> TO DO:
Find each line with the word "diagram" and copy it.
START
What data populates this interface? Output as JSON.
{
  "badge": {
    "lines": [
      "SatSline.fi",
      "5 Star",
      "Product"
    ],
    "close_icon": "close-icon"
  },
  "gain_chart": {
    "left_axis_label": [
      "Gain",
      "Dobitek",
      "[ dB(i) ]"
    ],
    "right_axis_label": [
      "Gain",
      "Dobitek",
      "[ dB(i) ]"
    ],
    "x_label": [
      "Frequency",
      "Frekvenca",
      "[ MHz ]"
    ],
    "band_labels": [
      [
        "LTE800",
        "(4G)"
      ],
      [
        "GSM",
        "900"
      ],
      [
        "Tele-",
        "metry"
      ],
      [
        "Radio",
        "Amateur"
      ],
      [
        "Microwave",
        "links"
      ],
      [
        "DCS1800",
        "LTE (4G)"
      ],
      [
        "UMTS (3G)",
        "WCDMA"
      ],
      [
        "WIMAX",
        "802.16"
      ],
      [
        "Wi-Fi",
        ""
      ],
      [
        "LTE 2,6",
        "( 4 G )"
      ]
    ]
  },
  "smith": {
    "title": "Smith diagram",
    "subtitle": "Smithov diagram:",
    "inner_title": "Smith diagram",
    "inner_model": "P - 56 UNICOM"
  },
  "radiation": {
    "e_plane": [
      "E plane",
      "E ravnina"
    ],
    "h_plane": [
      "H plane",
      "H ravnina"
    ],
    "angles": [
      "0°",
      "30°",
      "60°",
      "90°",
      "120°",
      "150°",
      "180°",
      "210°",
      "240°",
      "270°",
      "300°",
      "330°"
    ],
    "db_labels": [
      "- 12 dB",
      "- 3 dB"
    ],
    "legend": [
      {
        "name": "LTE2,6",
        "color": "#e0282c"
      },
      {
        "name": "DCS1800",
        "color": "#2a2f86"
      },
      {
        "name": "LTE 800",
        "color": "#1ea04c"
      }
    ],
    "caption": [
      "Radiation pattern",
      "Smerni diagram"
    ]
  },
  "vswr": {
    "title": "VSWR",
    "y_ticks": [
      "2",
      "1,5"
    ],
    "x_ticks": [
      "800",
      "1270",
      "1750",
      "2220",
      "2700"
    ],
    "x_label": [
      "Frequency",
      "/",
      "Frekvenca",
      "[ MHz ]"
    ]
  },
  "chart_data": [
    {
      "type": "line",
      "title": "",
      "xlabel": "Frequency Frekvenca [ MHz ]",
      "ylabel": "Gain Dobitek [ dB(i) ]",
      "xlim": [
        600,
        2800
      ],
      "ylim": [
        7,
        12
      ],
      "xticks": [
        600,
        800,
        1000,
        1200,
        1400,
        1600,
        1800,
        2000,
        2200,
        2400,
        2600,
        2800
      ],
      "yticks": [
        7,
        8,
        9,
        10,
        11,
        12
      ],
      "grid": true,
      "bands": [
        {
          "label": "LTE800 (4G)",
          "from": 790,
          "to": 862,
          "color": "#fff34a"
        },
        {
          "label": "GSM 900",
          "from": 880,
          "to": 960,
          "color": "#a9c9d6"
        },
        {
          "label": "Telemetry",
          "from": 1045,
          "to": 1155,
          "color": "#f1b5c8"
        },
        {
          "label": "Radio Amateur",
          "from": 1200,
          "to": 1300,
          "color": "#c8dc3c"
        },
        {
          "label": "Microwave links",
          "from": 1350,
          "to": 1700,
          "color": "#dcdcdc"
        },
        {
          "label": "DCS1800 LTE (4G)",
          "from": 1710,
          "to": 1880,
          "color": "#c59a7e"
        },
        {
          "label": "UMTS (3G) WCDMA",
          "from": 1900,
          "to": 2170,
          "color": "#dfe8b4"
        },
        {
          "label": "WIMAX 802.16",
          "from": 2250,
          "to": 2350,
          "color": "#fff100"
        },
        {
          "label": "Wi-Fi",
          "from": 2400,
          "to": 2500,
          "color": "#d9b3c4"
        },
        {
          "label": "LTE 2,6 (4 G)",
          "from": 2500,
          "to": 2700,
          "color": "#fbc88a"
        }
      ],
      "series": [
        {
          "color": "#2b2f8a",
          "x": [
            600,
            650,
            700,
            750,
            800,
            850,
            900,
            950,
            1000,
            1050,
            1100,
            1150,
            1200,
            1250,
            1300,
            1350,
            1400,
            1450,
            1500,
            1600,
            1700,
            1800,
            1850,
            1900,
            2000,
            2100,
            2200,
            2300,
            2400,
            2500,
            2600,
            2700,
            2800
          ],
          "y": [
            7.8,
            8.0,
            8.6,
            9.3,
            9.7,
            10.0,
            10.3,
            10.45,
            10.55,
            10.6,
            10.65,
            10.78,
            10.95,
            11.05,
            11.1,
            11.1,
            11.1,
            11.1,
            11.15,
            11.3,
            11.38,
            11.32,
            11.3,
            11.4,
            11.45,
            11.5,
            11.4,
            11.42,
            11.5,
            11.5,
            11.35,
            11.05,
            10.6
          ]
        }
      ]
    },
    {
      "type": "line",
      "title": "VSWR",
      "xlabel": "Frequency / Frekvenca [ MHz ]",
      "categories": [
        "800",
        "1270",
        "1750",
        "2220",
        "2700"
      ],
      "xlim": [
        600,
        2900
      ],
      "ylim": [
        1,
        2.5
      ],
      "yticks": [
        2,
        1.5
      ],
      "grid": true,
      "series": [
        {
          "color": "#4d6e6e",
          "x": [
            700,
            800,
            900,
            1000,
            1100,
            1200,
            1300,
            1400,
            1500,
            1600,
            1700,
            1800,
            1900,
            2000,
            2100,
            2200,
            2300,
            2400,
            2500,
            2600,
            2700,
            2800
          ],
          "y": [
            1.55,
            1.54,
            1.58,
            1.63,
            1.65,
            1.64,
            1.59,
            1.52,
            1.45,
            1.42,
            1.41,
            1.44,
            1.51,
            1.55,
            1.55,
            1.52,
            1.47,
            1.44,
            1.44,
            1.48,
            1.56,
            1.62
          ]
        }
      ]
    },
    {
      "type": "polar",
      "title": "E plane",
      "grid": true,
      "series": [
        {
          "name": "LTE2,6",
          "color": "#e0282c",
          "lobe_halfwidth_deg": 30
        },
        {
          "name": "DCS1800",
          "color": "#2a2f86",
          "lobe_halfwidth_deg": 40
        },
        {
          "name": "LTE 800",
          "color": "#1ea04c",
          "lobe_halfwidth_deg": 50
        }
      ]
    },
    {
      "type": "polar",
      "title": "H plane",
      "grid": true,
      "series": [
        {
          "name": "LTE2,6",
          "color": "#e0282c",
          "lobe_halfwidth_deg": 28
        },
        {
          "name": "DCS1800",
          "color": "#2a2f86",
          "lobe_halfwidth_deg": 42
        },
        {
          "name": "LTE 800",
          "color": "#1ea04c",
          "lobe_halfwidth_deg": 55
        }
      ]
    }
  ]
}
END
> ANSWER TO THIS TASK:
    "title": "Smith diagram",
    "subtitle": "Smithov diagram:",
    "inner_title": "Smith diagram",
      "Smerni diagram"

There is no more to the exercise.